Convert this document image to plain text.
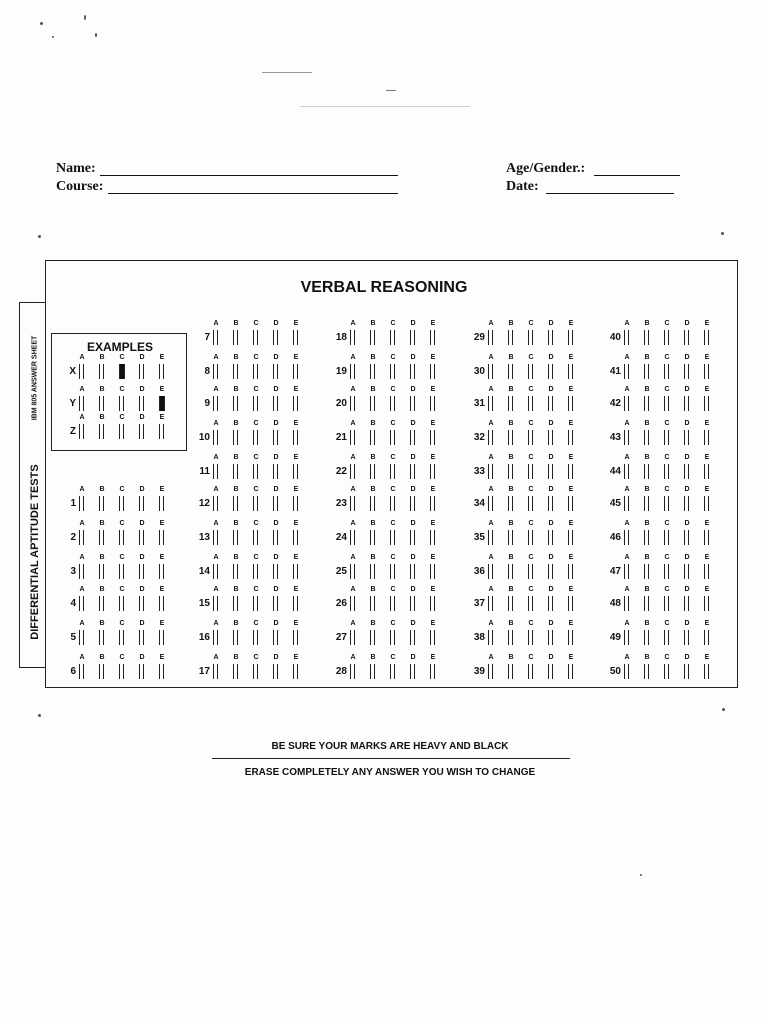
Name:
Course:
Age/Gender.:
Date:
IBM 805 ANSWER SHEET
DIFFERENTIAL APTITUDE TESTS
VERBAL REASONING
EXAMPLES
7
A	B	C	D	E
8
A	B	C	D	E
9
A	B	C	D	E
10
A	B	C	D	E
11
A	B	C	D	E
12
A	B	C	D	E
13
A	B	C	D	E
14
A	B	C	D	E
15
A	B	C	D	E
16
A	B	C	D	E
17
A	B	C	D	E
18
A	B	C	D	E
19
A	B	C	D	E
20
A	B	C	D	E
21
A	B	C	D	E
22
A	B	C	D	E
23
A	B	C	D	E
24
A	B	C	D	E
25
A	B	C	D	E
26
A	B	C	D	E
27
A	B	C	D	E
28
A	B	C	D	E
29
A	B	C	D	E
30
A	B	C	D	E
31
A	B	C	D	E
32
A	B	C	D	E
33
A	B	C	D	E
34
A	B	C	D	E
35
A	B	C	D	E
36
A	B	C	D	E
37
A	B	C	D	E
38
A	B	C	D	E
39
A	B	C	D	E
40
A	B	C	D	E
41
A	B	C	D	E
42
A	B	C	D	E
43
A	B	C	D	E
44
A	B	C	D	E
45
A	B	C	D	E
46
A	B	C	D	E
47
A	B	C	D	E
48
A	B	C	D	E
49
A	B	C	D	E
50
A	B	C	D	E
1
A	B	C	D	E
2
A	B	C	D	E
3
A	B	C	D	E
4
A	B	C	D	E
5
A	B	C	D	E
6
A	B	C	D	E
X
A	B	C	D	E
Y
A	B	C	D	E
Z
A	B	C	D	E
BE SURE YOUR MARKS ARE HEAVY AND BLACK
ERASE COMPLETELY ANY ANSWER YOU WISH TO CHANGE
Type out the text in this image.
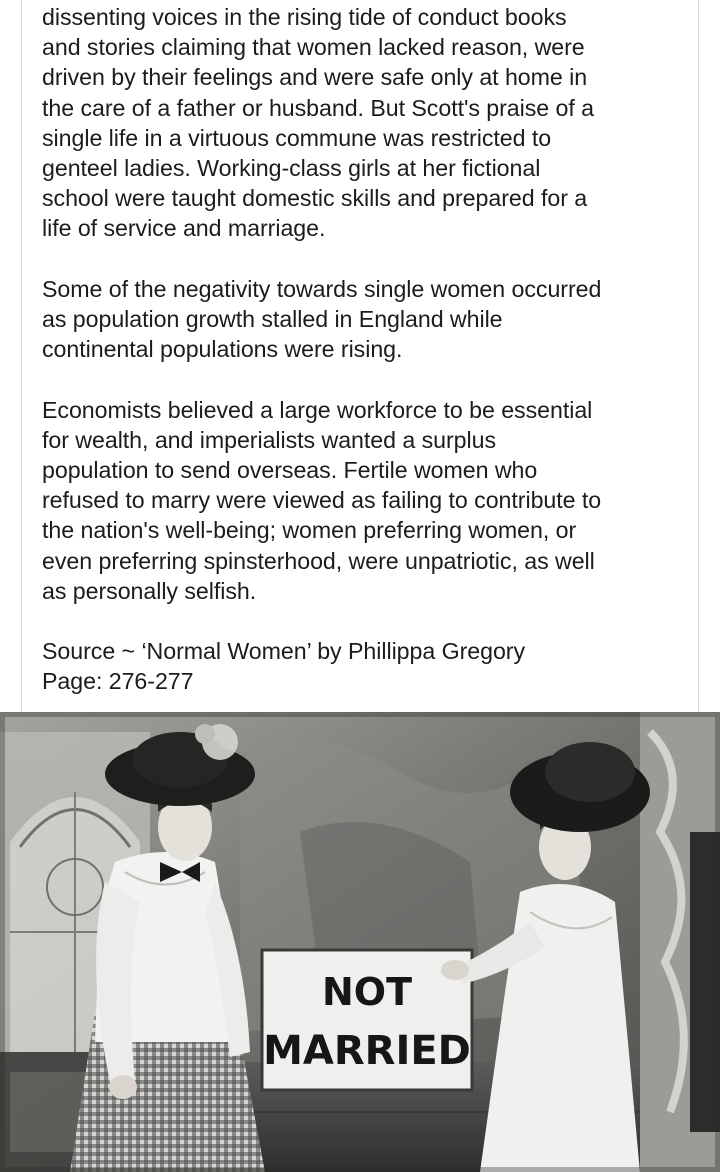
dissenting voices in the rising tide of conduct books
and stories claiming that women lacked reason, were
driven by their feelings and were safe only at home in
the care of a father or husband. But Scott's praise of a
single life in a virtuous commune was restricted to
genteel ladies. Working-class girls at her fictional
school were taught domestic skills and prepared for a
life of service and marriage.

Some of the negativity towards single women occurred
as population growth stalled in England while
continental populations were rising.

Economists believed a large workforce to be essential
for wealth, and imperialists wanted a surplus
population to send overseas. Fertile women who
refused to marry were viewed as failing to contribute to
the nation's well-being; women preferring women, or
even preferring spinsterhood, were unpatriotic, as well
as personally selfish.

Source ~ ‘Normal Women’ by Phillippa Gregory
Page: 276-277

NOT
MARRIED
# # # #
_Exercise instructions:_ In the copy, include all records verbatim but no images.

_The response:_
Convert this document image to plain text.
Name:
Course:
Age/Gender.:
Date:
IBM 805 ANSWER SHEET
DIFFERENTIAL APTITUDE TESTS
VERBAL REASONING
EXAMPLES
7
A	B	C	D	E
8
A	B	C	D	E
9
A	B	C	D	E
10
A	B	C	D	E
11
A	B	C	D	E
12
A	B	C	D	E
13
A	B	C	D	E
14
A	B	C	D	E
15
A	B	C	D	E
16
A	B	C	D	E
17
A	B	C	D	E
18
A	B	C	D	E
19
A	B	C	D	E
20
A	B	C	D	E
21
A	B	C	D	E
22
A	B	C	D	E
23
A	B	C	D	E
24
A	B	C	D	E
25
A	B	C	D	E
26
A	B	C	D	E
27
A	B	C	D	E
28
A	B	C	D	E
29
A	B	C	D	E
30
A	B	C	D	E
31
A	B	C	D	E
32
A	B	C	D	E
33
A	B	C	D	E
34
A	B	C	D	E
35
A	B	C	D	E
36
A	B	C	D	E
37
A	B	C	D	E
38
A	B	C	D	E
39
A	B	C	D	E
40
A	B	C	D	E
41
A	B	C	D	E
42
A	B	C	D	E
43
A	B	C	D	E
44
A	B	C	D	E
45
A	B	C	D	E
46
A	B	C	D	E
47
A	B	C	D	E
48
A	B	C	D	E
49
A	B	C	D	E
50
A	B	C	D	E
1
A	B	C	D	E
2
A	B	C	D	E
3
A	B	C	D	E
4
A	B	C	D	E
5
A	B	C	D	E
6
A	B	C	D	E
X
A	B	C	D	E
Y
A	B	C	D	E
Z
A	B	C	D	E
BE SURE YOUR MARKS ARE HEAVY AND BLACK
ERASE COMPLETELY ANY ANSWER YOU WISH TO CHANGE
Type out the text in this image.
dissenting voices in the rising tide of conduct books
and stories claiming that women lacked reason, were
driven by their feelings and were safe only at home in
the care of a father or husband. But Scott's praise of a
single life in a virtuous commune was restricted to
genteel ladies. Working-class girls at her fictional
school were taught domestic skills and prepared for a
life of service and marriage.

Some of the negativity towards single women occurred
as population growth stalled in England while
continental populations were rising.

Economists believed a large workforce to be essential
for wealth, and imperialists wanted a surplus
population to send overseas. Fertile women who
refused to marry were viewed as failing to contribute to
the nation's well-being; women preferring women, or
even preferring spinsterhood, were unpatriotic, as well
as personally selfish.

Source ~ ‘Normal Women’ by Phillippa Gregory
Page: 276-277

NOT
MARRIED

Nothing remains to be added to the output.